— Start —

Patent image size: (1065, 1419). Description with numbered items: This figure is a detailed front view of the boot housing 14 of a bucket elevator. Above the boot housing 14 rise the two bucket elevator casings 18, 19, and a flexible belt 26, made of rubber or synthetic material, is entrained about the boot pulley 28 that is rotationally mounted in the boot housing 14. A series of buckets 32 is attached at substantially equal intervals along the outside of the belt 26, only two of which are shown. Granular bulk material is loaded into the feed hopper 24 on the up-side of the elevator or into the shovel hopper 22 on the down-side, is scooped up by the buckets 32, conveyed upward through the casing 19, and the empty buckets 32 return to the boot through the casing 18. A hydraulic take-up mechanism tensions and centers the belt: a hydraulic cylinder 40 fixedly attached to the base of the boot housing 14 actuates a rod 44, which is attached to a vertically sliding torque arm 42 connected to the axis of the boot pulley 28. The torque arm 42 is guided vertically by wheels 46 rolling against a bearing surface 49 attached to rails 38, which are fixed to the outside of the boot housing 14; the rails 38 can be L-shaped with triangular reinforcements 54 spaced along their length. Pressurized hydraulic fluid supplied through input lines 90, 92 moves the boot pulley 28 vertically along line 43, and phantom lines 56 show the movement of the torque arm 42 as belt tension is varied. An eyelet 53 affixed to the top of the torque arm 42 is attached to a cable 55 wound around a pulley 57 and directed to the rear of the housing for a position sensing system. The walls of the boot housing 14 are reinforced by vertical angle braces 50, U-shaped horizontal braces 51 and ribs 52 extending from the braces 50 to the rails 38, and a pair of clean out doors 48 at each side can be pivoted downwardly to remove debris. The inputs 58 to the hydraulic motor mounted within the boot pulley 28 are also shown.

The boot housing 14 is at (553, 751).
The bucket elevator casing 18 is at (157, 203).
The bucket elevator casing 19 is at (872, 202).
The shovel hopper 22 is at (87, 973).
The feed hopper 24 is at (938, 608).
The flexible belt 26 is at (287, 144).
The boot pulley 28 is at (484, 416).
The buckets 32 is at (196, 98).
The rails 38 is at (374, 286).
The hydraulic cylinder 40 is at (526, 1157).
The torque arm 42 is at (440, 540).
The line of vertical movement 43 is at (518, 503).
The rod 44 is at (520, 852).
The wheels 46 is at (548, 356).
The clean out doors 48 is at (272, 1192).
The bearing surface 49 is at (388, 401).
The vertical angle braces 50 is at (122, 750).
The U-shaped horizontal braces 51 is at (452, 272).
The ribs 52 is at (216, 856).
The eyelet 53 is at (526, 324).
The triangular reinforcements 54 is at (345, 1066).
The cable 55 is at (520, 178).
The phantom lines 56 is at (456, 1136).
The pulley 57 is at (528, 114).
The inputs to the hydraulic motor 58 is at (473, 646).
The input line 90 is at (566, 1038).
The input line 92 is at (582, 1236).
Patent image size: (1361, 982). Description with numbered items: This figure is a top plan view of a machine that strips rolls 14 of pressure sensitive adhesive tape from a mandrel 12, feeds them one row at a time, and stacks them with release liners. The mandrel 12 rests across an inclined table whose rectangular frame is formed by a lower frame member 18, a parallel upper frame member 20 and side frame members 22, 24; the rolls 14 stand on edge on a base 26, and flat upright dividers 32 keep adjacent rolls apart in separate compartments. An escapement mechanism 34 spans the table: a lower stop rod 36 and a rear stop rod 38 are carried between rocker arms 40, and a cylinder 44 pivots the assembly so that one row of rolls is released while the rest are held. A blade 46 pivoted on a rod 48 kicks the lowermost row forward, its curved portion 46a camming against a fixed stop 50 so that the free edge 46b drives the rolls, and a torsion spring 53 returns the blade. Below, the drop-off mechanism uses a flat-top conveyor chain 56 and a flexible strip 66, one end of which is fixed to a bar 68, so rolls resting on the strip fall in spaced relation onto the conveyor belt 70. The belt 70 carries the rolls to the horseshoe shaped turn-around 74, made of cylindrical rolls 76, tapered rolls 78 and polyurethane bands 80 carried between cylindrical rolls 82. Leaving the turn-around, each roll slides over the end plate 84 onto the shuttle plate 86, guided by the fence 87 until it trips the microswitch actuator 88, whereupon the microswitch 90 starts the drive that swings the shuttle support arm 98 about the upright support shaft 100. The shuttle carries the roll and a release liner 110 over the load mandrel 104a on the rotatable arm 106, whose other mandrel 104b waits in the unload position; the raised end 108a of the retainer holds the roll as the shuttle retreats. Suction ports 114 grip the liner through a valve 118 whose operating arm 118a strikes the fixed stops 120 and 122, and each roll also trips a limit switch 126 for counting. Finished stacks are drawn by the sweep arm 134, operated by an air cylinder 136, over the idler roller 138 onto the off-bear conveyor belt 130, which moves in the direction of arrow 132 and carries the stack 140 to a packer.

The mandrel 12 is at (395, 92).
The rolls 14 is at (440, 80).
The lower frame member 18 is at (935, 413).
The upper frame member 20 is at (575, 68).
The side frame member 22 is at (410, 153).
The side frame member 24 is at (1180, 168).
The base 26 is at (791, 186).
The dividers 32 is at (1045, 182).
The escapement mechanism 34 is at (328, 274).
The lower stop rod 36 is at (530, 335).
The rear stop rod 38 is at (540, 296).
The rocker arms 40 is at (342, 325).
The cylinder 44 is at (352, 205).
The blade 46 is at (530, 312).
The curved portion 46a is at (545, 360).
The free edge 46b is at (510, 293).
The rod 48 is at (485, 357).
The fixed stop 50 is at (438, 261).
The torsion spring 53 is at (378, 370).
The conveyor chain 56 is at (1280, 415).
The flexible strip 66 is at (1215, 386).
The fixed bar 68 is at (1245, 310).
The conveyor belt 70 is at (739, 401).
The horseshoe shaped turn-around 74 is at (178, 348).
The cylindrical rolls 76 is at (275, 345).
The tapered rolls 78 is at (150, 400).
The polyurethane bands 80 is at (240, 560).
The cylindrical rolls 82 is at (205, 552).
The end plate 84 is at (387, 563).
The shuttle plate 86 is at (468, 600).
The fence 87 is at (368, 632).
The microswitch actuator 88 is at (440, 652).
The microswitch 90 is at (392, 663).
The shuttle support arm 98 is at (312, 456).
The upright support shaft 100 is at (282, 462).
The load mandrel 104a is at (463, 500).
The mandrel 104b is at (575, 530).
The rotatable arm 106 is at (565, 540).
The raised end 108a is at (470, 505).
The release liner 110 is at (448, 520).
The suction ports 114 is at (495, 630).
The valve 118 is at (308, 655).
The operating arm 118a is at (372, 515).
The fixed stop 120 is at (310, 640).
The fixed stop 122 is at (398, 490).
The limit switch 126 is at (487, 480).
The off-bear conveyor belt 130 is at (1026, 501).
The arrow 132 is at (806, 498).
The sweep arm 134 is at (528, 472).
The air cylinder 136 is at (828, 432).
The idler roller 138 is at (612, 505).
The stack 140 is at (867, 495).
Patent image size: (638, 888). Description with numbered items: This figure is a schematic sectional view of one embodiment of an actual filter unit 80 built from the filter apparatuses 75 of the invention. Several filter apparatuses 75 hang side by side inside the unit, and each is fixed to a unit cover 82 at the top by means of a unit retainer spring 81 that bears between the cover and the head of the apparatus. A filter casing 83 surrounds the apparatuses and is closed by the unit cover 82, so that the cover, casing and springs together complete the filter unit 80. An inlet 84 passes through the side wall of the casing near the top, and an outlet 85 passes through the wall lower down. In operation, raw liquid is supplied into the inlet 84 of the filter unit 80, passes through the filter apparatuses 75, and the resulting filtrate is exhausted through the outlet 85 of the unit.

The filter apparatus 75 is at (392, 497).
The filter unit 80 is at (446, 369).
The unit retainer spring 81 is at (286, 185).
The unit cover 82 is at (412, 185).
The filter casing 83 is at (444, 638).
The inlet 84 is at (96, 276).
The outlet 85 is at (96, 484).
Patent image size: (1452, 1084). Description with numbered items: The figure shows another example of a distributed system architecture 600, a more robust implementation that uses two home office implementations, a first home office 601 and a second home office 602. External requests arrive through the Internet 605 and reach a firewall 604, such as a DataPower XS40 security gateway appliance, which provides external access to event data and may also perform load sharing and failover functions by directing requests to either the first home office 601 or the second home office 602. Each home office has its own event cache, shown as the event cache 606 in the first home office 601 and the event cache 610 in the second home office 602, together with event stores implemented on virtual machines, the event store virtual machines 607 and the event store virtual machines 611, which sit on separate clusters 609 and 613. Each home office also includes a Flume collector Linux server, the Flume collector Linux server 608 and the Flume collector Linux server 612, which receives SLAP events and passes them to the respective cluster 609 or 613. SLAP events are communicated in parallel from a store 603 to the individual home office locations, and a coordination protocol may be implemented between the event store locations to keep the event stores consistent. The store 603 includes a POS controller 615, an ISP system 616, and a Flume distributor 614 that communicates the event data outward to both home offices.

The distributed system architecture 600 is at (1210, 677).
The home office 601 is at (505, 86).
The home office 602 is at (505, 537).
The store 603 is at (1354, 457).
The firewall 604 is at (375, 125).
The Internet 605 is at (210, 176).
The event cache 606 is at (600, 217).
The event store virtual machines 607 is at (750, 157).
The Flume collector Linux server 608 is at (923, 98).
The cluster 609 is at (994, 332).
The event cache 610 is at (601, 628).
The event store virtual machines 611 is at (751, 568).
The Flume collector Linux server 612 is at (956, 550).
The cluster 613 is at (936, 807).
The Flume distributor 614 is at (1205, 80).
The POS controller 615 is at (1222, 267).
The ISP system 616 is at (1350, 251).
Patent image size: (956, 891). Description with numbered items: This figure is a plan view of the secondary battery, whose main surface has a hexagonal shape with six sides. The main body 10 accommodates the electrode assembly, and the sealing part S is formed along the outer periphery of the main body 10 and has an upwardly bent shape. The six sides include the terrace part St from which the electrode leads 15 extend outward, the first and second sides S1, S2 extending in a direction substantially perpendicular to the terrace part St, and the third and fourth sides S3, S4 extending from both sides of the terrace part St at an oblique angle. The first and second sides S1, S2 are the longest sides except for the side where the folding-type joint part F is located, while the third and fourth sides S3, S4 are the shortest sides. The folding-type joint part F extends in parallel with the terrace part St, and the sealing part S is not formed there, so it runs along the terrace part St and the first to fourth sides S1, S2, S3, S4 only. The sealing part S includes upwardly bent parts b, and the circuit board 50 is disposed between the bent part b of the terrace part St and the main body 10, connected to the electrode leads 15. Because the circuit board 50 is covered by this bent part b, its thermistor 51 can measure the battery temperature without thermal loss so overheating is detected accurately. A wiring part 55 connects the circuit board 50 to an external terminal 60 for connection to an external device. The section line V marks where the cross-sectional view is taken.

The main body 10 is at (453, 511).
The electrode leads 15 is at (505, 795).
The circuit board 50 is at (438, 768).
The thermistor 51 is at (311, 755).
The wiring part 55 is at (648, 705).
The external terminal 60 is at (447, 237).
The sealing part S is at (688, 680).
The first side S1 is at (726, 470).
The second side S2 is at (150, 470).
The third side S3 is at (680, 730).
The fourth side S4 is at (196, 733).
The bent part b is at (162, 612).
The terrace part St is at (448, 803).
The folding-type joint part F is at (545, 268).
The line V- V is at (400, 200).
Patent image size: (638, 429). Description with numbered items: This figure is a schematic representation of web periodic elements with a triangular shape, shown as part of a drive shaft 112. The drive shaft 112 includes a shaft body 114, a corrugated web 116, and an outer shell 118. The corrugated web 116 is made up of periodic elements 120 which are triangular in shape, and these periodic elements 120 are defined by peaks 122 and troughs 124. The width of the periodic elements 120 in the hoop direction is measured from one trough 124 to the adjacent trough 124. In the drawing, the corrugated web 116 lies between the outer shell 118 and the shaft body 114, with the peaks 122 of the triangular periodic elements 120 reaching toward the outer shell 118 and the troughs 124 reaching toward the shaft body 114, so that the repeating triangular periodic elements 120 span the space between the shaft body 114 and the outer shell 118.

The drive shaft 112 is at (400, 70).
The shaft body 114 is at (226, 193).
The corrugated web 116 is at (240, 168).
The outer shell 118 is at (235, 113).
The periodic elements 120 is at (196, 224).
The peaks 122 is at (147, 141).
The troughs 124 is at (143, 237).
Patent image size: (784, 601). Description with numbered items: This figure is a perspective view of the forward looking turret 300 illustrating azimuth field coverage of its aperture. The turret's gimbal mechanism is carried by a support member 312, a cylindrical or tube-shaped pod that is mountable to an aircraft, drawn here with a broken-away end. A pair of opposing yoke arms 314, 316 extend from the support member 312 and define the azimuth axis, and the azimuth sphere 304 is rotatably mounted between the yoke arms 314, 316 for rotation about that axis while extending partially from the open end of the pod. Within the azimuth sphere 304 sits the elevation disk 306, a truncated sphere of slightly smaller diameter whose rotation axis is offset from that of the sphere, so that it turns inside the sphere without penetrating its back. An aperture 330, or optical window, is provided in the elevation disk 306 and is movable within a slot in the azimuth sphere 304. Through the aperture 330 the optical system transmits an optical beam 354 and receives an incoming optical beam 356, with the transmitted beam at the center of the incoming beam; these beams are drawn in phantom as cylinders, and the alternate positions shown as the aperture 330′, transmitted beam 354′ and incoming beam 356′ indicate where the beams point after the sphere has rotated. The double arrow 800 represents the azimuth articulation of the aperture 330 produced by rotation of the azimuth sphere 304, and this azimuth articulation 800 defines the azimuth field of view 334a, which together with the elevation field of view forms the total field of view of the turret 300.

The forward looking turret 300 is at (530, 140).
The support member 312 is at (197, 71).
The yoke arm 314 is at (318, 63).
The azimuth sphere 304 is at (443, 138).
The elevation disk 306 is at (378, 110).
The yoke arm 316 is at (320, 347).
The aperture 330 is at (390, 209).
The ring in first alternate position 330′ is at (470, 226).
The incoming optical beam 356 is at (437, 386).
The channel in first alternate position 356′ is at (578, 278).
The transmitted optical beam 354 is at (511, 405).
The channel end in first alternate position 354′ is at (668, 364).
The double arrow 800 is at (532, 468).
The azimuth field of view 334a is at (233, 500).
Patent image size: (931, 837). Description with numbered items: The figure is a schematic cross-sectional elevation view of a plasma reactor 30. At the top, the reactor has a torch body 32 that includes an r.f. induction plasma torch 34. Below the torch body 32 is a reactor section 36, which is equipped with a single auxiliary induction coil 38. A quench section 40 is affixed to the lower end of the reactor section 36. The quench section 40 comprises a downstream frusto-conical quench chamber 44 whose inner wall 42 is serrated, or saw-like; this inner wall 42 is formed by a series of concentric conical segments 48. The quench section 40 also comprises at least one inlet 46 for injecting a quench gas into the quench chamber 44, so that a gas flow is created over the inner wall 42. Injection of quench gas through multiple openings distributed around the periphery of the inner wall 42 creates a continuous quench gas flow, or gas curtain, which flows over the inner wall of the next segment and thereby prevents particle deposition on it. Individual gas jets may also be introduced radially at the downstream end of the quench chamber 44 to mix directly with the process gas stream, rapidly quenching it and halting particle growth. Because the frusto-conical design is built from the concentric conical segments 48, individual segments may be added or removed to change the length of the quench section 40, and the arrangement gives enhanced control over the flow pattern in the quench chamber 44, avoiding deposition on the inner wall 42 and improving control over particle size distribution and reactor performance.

— End —

▶ **WORK TO BE COMPLETED**
Update the lines that open with the line containing "Patent image size: (638, 888)." and close with the line containing "The outlet 85 is at (96, 484).". Give only those lines, with "schematic sectional view" changed to "schematic cross-sectional view" and nothing else altered.

▶ **OUTPUT OF THE EXERCISE**
Patent image size: (638, 888). Description with numbered items: This figure is a schematic cross-sectional view of one embodiment of an actual filter unit 80 built from the filter apparatuses 75 of the invention. Several filter apparatuses 75 hang side by side inside the unit, and each is fixed to a unit cover 82 at the top by means of a unit retainer spring 81 that bears between the cover and the head of the apparatus. A filter casing 83 surrounds the apparatuses and is closed by the unit cover 82, so that the cover, casing and springs together complete the filter unit 80. An inlet 84 passes through the side wall of the casing near the top, and an outlet 85 passes through the wall lower down. In operation, raw liquid is supplied into the inlet 84 of the filter unit 80, passes through the filter apparatuses 75, and the resulting filtrate is exhausted through the outlet 85 of the unit.

The filter apparatus 75 is at (392, 497).
The filter unit 80 is at (446, 369).
The unit retainer spring 81 is at (286, 185).
The unit cover 82 is at (412, 185).
The filter casing 83 is at (444, 638).
The inlet 84 is at (96, 276).
The outlet 85 is at (96, 484).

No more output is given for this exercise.